STATED GOAL — Reproduce the entries exactly.

EXERCISE INPUTS —
+ + + + + + +

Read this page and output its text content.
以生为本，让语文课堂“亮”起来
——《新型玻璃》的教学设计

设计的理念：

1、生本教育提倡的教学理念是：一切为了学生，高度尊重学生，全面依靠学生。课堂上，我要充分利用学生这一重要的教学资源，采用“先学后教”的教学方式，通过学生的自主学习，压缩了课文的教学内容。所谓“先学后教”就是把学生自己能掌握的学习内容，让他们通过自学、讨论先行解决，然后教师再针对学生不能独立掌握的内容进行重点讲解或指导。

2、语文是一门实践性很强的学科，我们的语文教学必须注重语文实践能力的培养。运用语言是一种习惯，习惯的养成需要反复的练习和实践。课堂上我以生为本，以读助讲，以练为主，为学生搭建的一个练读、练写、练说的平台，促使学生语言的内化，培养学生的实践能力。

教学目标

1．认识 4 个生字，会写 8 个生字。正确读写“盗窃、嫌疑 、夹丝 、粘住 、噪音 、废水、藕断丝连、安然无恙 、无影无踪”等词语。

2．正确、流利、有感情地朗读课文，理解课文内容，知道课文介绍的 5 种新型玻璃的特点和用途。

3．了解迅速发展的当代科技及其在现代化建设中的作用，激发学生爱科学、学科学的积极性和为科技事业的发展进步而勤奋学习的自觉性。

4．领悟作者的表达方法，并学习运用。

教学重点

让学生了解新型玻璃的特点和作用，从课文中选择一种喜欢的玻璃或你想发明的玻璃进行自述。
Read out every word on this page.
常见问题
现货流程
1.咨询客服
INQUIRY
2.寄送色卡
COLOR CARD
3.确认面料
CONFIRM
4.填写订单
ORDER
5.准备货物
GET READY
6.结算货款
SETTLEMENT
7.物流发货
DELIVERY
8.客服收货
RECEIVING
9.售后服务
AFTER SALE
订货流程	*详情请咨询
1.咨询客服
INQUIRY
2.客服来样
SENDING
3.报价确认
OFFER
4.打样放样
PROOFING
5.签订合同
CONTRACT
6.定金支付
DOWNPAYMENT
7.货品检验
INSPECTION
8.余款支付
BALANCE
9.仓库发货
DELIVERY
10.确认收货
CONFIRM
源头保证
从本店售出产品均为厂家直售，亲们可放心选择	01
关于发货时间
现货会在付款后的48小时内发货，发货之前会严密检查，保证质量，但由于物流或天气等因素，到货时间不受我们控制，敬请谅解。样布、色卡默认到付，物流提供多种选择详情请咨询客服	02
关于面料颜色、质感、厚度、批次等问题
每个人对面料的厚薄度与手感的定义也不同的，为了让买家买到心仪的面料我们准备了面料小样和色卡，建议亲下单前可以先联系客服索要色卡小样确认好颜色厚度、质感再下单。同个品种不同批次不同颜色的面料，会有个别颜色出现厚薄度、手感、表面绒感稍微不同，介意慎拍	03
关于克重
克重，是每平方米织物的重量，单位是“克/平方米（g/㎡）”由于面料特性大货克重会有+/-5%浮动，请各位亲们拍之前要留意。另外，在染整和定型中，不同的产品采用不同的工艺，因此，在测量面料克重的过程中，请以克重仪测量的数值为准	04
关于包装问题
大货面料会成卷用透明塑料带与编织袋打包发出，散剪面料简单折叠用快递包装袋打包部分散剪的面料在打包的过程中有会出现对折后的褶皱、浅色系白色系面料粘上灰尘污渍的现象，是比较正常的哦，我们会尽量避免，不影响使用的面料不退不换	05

+ + + + + + +

SOLUTION FOR THIS EXERCISE —
Read this page and output its text content.
以生为本，让语文课堂“亮”起来
——《新型玻璃》的教学设计

设计的理念：

1、生本教育提倡的教学理念是：一切为了学生，高度尊重学生，全面依靠学生。课堂上，我要充分利用学生这一重要的教学资源，采用“先学后教”的教学方式，通过学生的自主学习，压缩了课文的教学内容。所谓“先学后教”就是把学生自己能掌握的学习内容，让他们通过自学、讨论先行解决，然后教师再针对学生不能独立掌握的内容进行重点讲解或指导。

2、语文是一门实践性很强的学科，我们的语文教学必须注重语文实践能力的培养。运用语言是一种习惯，习惯的养成需要反复的练习和实践。课堂上我以生为本，以读助讲，以练为主，为学生搭建的一个练读、练写、练说的平台，促使学生语言的内化，培养学生的实践能力。

教学目标

1．认识 4 个生字，会写 8 个生字。正确读写“盗窃、嫌疑 、夹丝 、粘住 、噪音 、废水、藕断丝连、安然无恙 、无影无踪”等词语。

2．正确、流利、有感情地朗读课文，理解课文内容，知道课文介绍的 5 种新型玻璃的特点和用途。

3．了解迅速发展的当代科技及其在现代化建设中的作用，激发学生爱科学、学科学的积极性和为科技事业的发展进步而勤奋学习的自觉性。

4．领悟作者的表达方法，并学习运用。

教学重点

让学生了解新型玻璃的特点和作用，从课文中选择一种喜欢的玻璃或你想发明的玻璃进行自述。
Read out every word on this page.
常见问题
现货流程
1.咨询客服
INQUIRY
2.寄送色卡
COLOR CARD
3.确认面料
CONFIRM
4.填写订单
ORDER
5.准备货物
GET READY
6.结算货款
SETTLEMENT
7.物流发货
DELIVERY
8.客服收货
RECEIVING
9.售后服务
AFTER SALE
订货流程	*详情请咨询
1.咨询客服
INQUIRY
2.客服来样
SENDING
3.报价确认
OFFER
4.打样放样
PROOFING
5.签订合同
CONTRACT
6.定金支付
DOWNPAYMENT
7.货品检验
INSPECTION
8.余款支付
BALANCE
9.仓库发货
DELIVERY
10.确认收货
CONFIRM
源头保证
从本店售出产品均为厂家直售，亲们可放心选择	01
关于发货时间
现货会在付款后的48小时内发货，发货之前会严密检查，保证质量，但由于物流或天气等因素，到货时间不受我们控制，敬请谅解。样布、色卡默认到付，物流提供多种选择详情请咨询客服	02
关于面料颜色、质感、厚度、批次等问题
每个人对面料的厚薄度与手感的定义也不同的，为了让买家买到心仪的面料我们准备了面料小样和色卡，建议亲下单前可以先联系客服索要色卡小样确认好颜色厚度、质感再下单。同个品种不同批次不同颜色的面料，会有个别颜色出现厚薄度、手感、表面绒感稍微不同，介意慎拍	03
关于克重
克重，是每平方米织物的重量，单位是“克/平方米（g/㎡）”由于面料特性大货克重会有+/-5%浮动，请各位亲们拍之前要留意。另外，在染整和定型中，不同的产品采用不同的工艺，因此，在测量面料克重的过程中，请以克重仪测量的数值为准	04
关于包装问题
大货面料会成卷用透明塑料带与编织袋打包发出，散剪面料简单折叠用快递包装袋打包部分散剪的面料在打包的过程中有会出现对折后的褶皱、浅色系白色系面料粘上灰尘污渍的现象，是比较正常的哦，我们会尽量避免，不影响使用的面料不退不换	05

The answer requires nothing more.